--- Aim of the task ---
Repeat the entries exactly but omit the pictures.

== Provided information

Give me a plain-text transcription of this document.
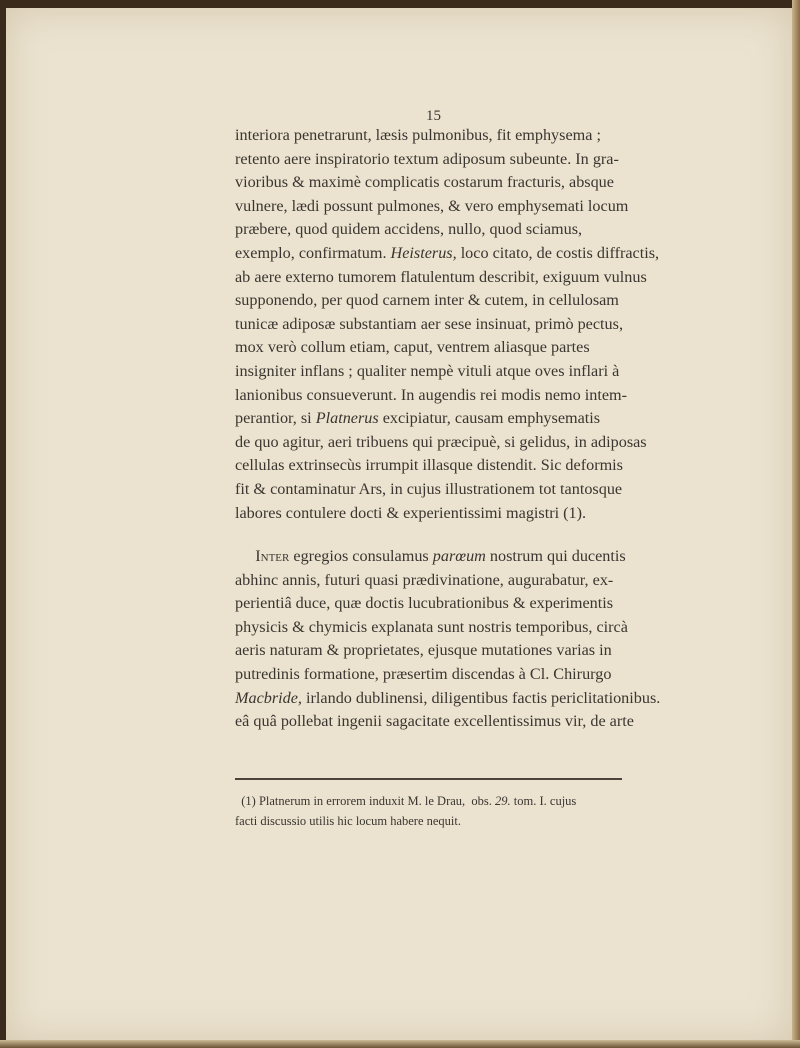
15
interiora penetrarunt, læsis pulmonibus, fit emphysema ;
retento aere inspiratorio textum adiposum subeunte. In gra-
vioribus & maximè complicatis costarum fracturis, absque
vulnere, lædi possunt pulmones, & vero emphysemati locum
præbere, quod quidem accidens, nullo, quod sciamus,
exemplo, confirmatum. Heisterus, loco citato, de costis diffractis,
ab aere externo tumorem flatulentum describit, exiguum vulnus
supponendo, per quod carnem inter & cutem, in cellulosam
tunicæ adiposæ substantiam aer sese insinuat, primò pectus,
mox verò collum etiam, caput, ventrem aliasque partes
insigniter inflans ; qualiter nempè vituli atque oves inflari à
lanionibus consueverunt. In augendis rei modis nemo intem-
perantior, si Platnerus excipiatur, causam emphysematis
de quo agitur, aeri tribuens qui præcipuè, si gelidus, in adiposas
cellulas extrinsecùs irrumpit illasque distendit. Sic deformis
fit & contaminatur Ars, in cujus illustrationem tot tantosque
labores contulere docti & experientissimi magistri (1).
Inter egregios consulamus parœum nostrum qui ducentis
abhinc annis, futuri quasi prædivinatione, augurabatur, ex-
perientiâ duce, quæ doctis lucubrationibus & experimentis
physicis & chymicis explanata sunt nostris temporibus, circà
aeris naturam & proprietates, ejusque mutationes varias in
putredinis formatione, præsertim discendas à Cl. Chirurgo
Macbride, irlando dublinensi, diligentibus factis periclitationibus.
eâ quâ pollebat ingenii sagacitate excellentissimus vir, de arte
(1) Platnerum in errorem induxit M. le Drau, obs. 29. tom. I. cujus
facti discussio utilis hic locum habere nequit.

====

--- Response to the exercise ---
Give me a plain-text transcription of this document.
15
interiora penetrarunt, læsis pulmonibus, fit emphysema ;
retento aere inspiratorio textum adiposum subeunte. In gra-
vioribus & maximè complicatis costarum fracturis, absque
vulnere, lædi possunt pulmones, & vero emphysemati locum
præbere, quod quidem accidens, nullo, quod sciamus,
exemplo, confirmatum. Heisterus, loco citato, de costis diffractis,
ab aere externo tumorem flatulentum describit, exiguum vulnus
supponendo, per quod carnem inter & cutem, in cellulosam
tunicæ adiposæ substantiam aer sese insinuat, primò pectus,
mox verò collum etiam, caput, ventrem aliasque partes
insigniter inflans ; qualiter nempè vituli atque oves inflari à
lanionibus consueverunt. In augendis rei modis nemo intem-
perantior, si Platnerus excipiatur, causam emphysematis
de quo agitur, aeri tribuens qui præcipuè, si gelidus, in adiposas
cellulas extrinsecùs irrumpit illasque distendit. Sic deformis
fit & contaminatur Ars, in cujus illustrationem tot tantosque
labores contulere docti & experientissimi magistri (1).
Inter egregios consulamus parœum nostrum qui ducentis
abhinc annis, futuri quasi prædivinatione, augurabatur, ex-
perientiâ duce, quæ doctis lucubrationibus & experimentis
physicis & chymicis explanata sunt nostris temporibus, circà
aeris naturam & proprietates, ejusque mutationes varias in
putredinis formatione, præsertim discendas à Cl. Chirurgo
Macbride, irlando dublinensi, diligentibus factis periclitationibus.
eâ quâ pollebat ingenii sagacitate excellentissimus vir, de arte
(1) Platnerum in errorem induxit M. le Drau, obs. 29. tom. I. cujus
facti discussio utilis hic locum habere nequit.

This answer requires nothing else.